* [Task description]: Look through the records that follow. Copy every line containing the word "object".

* [Part of a data file]:
⟨
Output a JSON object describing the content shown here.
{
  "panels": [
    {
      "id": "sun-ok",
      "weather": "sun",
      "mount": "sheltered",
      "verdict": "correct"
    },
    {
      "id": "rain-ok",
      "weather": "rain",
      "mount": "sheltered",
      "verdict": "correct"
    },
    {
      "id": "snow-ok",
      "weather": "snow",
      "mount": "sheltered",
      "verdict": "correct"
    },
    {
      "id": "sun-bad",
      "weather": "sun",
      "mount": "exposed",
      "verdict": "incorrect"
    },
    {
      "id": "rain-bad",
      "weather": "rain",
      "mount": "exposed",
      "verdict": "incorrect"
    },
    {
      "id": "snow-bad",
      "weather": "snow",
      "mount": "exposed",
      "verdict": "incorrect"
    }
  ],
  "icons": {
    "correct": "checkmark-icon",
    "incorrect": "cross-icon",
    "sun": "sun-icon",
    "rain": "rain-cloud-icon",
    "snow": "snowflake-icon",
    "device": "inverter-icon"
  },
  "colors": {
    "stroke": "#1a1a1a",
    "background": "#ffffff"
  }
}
⟩
⟨
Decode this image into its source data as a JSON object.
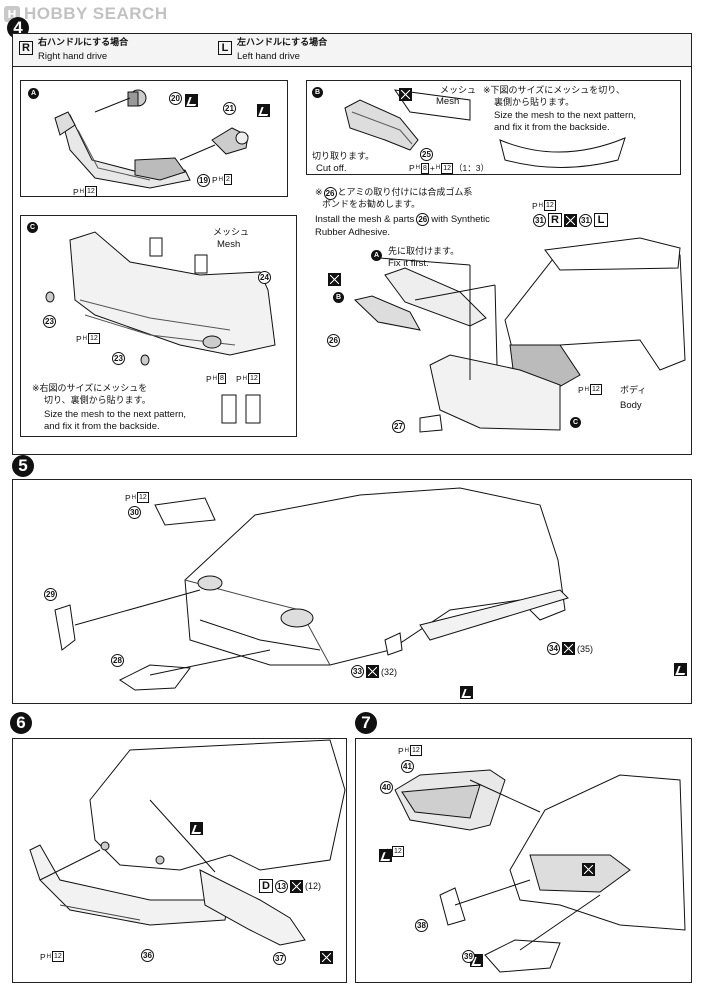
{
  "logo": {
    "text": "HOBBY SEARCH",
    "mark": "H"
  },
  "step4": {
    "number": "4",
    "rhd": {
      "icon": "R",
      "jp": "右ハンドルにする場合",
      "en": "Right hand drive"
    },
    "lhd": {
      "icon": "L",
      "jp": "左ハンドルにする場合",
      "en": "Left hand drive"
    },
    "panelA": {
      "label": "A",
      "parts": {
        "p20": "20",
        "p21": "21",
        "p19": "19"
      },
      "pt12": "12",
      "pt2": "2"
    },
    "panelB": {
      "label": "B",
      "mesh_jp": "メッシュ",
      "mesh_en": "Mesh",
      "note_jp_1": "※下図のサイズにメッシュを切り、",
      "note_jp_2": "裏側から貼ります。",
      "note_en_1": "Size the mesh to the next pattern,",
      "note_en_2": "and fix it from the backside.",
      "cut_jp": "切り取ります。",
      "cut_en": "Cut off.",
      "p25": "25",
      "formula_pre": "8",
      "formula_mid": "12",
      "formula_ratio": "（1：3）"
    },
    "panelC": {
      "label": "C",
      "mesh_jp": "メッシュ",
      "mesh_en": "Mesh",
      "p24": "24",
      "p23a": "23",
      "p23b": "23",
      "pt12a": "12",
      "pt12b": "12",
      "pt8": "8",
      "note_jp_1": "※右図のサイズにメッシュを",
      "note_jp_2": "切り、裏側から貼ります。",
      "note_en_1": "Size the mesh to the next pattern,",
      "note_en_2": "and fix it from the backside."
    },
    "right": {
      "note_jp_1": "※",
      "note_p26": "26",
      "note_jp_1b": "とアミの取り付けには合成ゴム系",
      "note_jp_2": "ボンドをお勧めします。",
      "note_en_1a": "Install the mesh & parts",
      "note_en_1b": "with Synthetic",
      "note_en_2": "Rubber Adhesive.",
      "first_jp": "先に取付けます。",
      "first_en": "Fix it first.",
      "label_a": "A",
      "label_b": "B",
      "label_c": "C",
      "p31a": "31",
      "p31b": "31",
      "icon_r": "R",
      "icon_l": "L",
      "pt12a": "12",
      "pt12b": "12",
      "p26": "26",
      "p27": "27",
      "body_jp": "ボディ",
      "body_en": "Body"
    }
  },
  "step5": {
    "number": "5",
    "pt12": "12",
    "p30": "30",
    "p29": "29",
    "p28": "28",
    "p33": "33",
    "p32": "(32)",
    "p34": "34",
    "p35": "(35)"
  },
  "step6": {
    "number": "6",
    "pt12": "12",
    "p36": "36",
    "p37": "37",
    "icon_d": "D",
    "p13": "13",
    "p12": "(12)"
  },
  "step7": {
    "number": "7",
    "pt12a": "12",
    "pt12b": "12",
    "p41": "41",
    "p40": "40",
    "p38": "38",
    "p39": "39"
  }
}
⟩
* [Task answer]:
Output a JSON object describing the content shown here.
Decode this image into its source data as a JSON object.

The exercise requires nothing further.